Dataset items:
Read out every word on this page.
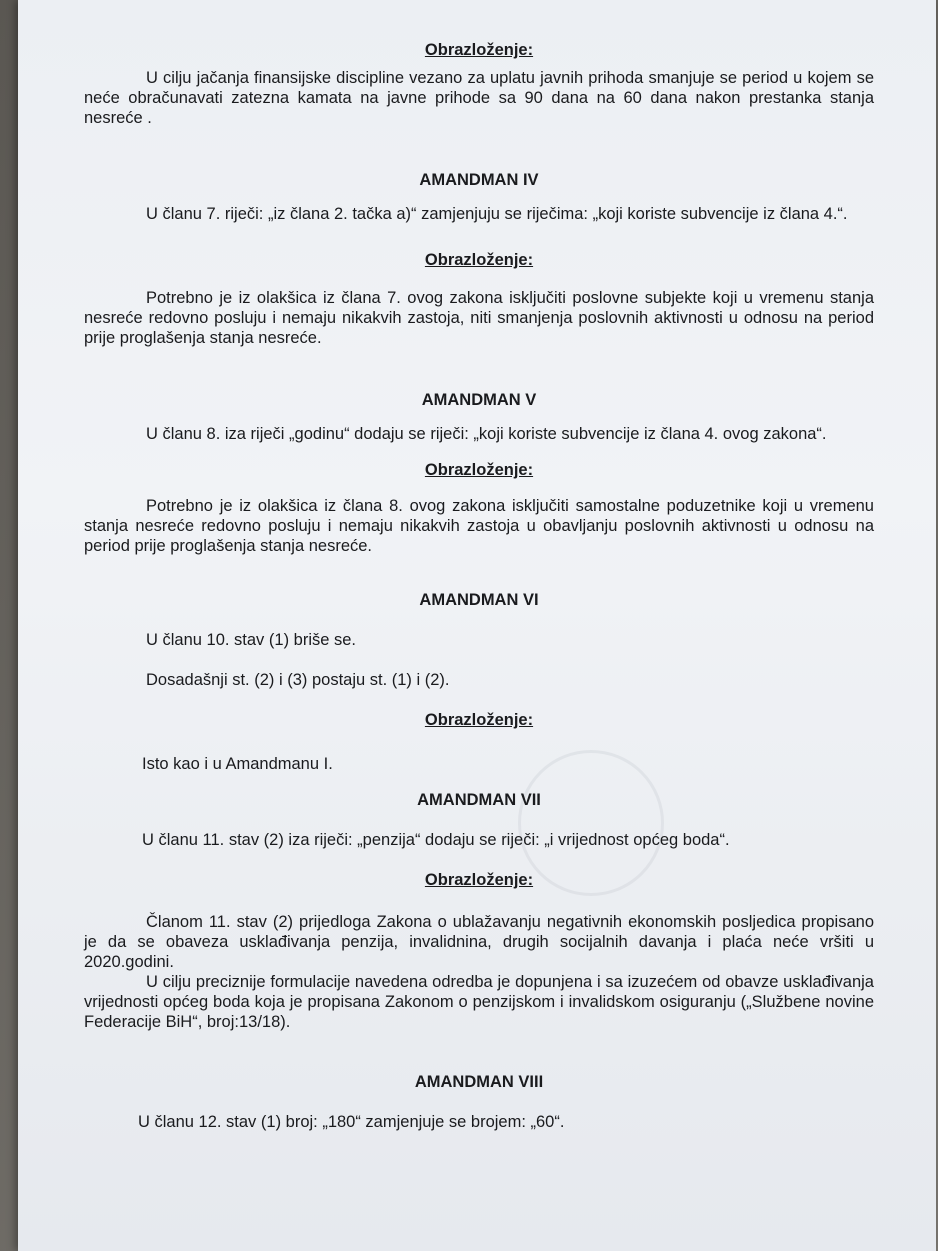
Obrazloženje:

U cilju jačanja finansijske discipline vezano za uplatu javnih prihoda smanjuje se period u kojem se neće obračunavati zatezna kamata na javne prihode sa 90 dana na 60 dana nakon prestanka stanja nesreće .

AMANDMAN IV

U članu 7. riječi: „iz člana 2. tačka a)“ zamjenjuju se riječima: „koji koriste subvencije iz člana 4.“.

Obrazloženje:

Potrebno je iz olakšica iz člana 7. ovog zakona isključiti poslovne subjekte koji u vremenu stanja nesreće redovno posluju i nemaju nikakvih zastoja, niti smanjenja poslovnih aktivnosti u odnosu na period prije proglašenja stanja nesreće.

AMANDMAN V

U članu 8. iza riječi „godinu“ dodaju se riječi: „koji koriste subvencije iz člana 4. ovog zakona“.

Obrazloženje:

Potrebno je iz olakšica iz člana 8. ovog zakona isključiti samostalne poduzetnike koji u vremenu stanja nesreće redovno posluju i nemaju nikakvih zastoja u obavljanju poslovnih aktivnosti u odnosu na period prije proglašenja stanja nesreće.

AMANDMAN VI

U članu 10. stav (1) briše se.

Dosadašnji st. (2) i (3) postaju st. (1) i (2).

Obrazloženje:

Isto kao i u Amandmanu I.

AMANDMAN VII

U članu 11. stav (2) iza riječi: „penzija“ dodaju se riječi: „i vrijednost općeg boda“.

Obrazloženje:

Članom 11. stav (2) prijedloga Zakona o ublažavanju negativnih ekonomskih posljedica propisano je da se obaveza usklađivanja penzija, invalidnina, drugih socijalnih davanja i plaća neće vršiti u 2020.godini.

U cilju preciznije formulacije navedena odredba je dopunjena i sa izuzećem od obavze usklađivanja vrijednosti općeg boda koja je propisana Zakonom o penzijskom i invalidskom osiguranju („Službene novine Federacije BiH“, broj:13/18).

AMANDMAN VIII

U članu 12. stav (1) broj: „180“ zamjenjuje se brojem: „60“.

» **GIVEN INSTRUCTION**
In the entries above, find each line with the word "dodaju" and copy it.

» **TASK ANSWER**
U članu 8. iza riječi „godinu“ dodaju se riječi: „koji koriste subvencije iz člana 4. ovog zakona“.
U članu 11. stav (2) iza riječi: „penzija“ dodaju se riječi: „i vrijednost općeg boda“.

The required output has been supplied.